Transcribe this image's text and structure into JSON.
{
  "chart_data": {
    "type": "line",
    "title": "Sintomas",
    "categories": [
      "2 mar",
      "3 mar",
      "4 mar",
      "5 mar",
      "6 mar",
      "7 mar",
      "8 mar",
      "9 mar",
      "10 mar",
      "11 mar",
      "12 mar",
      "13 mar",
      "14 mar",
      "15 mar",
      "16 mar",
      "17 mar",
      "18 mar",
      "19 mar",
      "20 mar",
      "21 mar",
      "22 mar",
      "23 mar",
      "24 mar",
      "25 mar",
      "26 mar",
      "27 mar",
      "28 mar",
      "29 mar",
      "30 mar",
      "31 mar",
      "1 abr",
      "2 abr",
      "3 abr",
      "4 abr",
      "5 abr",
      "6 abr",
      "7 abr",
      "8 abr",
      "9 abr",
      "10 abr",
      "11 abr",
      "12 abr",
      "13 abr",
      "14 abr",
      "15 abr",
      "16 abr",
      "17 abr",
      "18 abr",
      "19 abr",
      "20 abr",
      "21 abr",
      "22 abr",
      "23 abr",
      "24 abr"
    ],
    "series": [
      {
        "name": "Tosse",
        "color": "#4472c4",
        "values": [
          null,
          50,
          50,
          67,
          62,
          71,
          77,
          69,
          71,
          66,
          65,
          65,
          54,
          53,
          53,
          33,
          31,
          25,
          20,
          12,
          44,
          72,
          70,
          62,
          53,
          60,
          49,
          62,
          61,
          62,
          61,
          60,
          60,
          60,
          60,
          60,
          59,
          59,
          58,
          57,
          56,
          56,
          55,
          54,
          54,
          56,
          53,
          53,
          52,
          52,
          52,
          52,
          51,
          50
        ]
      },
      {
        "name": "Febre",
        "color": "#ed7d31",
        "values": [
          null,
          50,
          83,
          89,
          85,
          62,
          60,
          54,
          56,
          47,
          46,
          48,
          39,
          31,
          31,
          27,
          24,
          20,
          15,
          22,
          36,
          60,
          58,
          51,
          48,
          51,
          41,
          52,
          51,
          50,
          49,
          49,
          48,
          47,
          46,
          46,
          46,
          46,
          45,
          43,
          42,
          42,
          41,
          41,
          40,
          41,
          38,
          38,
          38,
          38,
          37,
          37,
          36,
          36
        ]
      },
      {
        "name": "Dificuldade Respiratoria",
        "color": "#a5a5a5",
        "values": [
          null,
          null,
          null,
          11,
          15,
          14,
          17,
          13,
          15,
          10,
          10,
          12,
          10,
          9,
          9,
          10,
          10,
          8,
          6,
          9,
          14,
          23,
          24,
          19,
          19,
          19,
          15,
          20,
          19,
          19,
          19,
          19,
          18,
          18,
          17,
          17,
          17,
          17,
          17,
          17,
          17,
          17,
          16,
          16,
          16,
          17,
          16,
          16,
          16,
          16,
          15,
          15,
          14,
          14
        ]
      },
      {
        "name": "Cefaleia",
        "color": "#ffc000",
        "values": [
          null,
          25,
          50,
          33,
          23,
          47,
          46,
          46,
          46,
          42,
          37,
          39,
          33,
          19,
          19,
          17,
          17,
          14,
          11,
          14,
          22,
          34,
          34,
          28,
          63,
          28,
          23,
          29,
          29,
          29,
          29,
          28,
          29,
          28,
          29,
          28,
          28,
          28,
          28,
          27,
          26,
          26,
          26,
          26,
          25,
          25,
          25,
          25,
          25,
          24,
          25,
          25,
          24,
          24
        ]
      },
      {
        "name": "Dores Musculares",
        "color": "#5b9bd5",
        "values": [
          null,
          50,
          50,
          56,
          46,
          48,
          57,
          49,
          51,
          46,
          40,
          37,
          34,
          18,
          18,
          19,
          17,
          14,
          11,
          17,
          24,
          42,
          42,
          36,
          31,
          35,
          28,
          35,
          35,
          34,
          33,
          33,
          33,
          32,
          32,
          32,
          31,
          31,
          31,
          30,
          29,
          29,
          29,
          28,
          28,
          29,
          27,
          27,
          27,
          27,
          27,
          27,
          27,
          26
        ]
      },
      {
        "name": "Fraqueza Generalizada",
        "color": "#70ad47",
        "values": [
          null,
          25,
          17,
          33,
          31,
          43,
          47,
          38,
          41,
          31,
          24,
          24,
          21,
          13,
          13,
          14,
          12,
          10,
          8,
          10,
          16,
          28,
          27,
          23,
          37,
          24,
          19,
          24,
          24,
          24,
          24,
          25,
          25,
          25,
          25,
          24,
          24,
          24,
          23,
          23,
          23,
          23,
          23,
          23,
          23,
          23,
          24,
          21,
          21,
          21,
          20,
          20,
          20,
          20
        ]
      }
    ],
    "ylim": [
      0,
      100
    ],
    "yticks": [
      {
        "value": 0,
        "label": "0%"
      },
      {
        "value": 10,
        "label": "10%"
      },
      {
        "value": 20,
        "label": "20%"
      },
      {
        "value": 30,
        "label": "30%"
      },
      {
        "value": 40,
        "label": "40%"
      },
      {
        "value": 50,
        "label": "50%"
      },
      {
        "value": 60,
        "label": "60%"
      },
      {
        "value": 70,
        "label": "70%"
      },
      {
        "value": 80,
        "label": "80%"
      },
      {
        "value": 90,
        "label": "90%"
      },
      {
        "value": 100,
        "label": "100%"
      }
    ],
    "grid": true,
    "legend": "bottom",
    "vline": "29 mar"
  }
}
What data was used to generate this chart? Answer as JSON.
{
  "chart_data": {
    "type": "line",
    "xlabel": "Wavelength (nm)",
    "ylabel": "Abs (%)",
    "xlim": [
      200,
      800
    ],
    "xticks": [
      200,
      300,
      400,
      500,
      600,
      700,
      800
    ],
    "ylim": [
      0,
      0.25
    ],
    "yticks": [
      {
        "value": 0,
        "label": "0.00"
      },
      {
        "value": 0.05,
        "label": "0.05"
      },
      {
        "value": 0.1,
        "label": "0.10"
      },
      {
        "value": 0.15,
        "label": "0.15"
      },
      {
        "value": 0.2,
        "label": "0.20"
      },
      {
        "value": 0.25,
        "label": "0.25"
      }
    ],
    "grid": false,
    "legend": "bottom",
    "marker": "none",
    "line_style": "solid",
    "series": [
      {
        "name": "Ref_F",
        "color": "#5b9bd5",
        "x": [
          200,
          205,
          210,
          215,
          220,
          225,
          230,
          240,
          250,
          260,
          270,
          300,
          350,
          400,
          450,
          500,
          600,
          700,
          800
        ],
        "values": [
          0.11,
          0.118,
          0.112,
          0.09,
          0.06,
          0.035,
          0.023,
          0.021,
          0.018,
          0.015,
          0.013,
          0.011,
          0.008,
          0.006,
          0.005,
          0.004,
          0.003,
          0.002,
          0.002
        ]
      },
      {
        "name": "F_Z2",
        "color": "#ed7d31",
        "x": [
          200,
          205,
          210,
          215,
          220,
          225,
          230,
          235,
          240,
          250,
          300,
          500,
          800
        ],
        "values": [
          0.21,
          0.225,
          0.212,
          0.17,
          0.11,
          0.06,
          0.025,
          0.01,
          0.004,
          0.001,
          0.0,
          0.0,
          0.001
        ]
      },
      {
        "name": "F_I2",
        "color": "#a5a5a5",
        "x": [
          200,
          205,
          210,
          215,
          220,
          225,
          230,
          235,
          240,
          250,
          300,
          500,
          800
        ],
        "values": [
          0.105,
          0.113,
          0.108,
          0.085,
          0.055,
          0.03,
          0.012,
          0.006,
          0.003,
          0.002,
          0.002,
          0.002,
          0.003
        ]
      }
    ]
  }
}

==

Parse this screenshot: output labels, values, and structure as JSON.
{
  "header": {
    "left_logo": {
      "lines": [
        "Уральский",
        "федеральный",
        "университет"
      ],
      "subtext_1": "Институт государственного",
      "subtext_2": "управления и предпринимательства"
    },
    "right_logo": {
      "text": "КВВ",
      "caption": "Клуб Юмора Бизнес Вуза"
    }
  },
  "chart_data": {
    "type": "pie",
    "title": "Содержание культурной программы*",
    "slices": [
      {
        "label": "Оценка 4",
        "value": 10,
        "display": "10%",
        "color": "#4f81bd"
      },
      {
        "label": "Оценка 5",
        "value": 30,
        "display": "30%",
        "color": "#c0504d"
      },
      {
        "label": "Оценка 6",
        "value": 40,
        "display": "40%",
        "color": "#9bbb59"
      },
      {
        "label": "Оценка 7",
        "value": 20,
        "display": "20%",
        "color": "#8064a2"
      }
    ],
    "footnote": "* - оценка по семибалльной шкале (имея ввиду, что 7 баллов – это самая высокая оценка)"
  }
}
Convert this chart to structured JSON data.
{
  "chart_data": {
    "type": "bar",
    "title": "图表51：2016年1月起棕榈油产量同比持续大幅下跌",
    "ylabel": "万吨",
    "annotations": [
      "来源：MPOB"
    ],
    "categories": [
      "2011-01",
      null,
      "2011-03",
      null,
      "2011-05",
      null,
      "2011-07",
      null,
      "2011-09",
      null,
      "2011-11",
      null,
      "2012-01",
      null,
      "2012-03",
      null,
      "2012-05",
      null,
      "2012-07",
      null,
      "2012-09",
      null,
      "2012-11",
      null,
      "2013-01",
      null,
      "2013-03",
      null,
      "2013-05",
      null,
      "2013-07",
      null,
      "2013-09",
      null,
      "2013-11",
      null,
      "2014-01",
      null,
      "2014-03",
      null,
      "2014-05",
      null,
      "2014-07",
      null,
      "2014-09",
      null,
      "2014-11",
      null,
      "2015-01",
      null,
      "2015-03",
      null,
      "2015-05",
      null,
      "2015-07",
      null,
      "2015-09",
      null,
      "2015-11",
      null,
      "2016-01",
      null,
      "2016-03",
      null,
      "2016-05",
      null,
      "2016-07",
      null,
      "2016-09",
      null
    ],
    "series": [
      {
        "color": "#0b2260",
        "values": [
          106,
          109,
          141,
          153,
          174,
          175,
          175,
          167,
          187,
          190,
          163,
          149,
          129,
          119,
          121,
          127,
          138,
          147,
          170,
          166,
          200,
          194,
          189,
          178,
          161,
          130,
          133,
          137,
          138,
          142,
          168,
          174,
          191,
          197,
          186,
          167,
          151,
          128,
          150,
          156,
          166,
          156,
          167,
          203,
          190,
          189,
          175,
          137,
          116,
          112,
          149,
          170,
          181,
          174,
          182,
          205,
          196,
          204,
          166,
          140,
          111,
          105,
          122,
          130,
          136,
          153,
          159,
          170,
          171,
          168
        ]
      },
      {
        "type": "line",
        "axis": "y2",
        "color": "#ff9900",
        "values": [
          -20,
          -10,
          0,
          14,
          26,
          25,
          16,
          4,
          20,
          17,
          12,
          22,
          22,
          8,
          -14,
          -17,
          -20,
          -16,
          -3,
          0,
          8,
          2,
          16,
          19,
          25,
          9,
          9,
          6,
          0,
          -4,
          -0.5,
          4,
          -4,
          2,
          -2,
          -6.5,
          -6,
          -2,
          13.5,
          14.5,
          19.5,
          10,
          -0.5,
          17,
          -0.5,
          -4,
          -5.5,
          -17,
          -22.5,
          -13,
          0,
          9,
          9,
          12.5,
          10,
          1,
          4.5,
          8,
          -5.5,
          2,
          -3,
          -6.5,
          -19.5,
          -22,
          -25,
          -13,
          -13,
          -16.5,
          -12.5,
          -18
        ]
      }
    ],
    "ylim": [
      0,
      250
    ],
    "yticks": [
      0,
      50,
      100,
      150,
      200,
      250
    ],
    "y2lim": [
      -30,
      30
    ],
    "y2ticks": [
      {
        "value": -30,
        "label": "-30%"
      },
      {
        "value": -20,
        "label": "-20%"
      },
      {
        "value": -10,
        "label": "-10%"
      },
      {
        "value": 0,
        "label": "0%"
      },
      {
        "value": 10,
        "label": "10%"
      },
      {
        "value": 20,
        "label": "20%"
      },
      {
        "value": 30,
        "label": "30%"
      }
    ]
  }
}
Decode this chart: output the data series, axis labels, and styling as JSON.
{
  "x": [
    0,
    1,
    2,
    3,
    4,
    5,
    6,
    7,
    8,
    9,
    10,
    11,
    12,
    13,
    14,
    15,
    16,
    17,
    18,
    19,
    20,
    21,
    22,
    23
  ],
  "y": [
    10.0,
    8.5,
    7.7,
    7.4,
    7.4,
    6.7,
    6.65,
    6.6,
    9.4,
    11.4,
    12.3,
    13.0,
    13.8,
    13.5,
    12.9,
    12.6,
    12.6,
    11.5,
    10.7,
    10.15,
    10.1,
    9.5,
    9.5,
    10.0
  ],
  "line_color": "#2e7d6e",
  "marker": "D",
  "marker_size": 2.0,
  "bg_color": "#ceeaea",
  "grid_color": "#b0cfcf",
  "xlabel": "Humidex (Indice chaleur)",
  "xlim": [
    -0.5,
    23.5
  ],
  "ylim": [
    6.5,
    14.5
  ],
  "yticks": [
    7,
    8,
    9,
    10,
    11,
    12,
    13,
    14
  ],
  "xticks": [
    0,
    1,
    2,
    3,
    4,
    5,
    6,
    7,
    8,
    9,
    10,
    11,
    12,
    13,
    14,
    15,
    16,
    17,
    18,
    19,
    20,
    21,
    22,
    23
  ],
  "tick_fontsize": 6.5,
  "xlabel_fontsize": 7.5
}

§ **WHAT YOU SHOULD DO**: What number of lines in the records contain the word "name"? Answer with that number alone.

§ **ANSWER TO THE TASK**: 9